Look through the material below. Copy every line with the string "subscript" in it.

== MATERIAL PROVIDED

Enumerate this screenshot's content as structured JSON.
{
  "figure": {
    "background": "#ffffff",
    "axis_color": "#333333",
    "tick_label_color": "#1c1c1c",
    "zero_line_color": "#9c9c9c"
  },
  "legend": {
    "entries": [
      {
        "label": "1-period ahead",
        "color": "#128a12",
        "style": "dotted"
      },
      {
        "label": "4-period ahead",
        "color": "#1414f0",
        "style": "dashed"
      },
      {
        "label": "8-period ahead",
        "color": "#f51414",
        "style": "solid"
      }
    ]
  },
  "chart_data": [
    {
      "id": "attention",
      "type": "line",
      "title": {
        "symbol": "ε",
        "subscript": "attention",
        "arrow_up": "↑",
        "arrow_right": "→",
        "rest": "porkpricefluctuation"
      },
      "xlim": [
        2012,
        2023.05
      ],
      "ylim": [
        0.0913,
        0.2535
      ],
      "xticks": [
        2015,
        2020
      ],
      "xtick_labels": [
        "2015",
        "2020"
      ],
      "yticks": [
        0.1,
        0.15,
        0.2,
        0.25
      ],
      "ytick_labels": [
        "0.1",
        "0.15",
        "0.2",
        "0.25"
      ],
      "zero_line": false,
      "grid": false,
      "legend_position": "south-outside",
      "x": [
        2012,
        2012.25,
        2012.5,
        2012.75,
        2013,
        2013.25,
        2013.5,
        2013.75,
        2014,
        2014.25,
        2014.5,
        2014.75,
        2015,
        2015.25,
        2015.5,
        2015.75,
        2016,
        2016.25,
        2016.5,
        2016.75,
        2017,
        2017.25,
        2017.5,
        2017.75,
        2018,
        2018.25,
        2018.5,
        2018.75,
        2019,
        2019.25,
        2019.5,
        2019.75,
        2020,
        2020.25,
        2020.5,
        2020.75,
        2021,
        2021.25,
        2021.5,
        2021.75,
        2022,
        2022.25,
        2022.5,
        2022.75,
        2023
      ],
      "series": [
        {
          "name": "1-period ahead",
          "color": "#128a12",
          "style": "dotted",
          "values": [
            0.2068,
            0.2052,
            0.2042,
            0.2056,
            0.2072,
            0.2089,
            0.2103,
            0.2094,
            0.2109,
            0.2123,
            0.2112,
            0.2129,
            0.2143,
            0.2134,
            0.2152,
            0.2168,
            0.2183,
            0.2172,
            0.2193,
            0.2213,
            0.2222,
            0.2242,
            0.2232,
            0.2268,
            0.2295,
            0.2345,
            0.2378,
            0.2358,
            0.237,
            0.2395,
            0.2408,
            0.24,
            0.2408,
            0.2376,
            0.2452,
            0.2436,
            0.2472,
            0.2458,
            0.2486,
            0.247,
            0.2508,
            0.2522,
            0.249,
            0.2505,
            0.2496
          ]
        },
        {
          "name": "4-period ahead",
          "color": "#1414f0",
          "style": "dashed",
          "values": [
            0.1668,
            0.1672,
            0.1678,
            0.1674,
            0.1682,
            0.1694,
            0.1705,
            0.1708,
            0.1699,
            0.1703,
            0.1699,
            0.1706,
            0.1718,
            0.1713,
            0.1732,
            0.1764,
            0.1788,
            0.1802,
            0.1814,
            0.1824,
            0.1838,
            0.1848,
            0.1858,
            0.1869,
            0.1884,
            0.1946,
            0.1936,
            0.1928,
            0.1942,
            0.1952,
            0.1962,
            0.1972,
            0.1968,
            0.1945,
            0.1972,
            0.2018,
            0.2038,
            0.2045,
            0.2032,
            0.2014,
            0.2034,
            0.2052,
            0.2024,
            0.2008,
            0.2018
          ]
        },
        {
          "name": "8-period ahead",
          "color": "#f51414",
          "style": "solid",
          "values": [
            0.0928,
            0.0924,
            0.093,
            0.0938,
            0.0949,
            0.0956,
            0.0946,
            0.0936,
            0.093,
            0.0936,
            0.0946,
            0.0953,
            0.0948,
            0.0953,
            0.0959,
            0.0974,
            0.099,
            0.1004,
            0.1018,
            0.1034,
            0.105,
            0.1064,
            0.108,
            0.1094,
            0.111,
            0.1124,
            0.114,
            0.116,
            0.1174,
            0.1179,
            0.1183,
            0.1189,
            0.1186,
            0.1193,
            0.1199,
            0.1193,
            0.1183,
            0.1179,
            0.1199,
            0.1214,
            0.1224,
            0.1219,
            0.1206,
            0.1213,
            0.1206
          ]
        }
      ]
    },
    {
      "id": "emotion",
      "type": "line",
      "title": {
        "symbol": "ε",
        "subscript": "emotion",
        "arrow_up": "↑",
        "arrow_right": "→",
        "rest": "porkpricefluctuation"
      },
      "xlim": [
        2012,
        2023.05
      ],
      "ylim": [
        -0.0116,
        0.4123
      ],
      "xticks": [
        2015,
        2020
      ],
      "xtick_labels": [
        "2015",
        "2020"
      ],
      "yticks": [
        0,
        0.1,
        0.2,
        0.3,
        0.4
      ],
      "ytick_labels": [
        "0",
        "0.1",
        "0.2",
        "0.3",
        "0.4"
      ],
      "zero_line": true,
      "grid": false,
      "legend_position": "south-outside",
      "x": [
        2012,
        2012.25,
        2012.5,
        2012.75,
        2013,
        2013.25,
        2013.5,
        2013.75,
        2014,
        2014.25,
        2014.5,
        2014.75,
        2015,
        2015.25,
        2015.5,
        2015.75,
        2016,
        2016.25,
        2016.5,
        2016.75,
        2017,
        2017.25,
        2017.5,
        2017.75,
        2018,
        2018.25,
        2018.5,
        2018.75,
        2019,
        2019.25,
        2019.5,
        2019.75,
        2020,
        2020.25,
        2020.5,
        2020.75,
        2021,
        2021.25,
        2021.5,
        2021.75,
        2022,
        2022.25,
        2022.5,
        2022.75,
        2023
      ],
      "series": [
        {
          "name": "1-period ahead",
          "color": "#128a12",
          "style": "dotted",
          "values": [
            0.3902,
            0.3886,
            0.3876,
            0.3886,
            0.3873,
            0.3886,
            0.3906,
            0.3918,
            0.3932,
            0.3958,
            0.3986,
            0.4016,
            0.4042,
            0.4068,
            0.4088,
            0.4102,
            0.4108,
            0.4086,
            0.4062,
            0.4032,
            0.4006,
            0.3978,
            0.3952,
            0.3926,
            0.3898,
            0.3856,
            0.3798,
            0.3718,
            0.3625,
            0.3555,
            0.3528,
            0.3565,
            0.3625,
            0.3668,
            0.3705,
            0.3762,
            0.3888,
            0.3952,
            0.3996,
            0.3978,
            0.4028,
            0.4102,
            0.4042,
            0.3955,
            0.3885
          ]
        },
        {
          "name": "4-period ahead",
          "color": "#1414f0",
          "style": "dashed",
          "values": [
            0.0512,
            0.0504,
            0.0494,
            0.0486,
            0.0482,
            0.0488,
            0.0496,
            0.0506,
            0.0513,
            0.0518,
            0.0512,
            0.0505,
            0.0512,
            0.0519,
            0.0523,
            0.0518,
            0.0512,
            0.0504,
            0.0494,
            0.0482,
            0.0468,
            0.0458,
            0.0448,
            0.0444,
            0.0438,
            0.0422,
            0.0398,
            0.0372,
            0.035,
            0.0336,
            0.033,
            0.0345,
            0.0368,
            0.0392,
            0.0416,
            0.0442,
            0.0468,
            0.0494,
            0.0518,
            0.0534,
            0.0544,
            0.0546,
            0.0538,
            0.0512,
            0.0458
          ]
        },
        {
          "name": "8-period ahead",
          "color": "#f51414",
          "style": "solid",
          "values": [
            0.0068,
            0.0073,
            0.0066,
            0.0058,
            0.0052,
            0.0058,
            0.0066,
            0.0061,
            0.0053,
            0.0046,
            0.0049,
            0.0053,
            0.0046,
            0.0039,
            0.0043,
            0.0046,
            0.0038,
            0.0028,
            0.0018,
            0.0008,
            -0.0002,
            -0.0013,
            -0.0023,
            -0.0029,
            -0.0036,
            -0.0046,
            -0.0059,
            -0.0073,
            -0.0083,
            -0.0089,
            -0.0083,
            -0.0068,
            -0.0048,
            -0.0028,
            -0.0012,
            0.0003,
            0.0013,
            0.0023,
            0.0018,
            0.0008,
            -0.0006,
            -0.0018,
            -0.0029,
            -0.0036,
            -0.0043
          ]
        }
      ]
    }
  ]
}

====

▸ REPLY:
        "subscript": "attention",
        "subscript": "emotion",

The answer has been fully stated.